WHAT THE TASK ASKS
Copy out every line that contains "が永眠されました".

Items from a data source

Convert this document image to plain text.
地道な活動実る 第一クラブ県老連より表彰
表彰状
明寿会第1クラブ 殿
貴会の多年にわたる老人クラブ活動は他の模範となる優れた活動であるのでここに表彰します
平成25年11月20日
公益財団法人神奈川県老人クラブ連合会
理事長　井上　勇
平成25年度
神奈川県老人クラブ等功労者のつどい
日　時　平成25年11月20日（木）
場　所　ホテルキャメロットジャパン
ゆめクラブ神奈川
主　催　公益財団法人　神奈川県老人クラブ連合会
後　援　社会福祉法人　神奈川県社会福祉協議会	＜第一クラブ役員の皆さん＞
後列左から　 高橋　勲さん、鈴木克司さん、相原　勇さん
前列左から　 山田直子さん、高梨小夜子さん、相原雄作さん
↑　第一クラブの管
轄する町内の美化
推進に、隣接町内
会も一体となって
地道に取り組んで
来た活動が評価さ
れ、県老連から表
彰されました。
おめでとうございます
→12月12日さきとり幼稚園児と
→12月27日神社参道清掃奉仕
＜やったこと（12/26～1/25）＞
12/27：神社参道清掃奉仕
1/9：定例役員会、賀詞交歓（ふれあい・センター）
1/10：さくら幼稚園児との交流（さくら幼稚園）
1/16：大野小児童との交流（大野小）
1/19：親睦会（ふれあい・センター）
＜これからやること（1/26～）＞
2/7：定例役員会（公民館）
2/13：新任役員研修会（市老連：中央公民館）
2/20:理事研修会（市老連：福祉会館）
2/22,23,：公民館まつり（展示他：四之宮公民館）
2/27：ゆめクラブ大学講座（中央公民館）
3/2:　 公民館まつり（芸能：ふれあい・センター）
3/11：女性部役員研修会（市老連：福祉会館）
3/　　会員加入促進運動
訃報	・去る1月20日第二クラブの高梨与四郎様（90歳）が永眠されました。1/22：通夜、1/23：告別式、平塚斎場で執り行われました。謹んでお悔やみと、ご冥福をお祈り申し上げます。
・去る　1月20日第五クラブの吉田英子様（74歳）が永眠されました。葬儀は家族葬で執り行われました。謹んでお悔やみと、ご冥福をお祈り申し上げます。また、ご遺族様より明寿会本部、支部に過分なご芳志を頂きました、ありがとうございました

RESULT
訃報	・去る1月20日第二クラブの高梨与四郎様（90歳）が永眠されました。1/22：通夜、1/23：告別式、平塚斎場で執り行われました。謹んでお悔やみと、ご冥福をお祈り申し上げます。
・去る　1月20日第五クラブの吉田英子様（74歳）が永眠されました。葬儀は家族葬で執り行われました。謹んでお悔やみと、ご冥福をお祈り申し上げます。また、ご遺族様より明寿会本部、支部に過分なご芳志を頂きました、ありがとうございました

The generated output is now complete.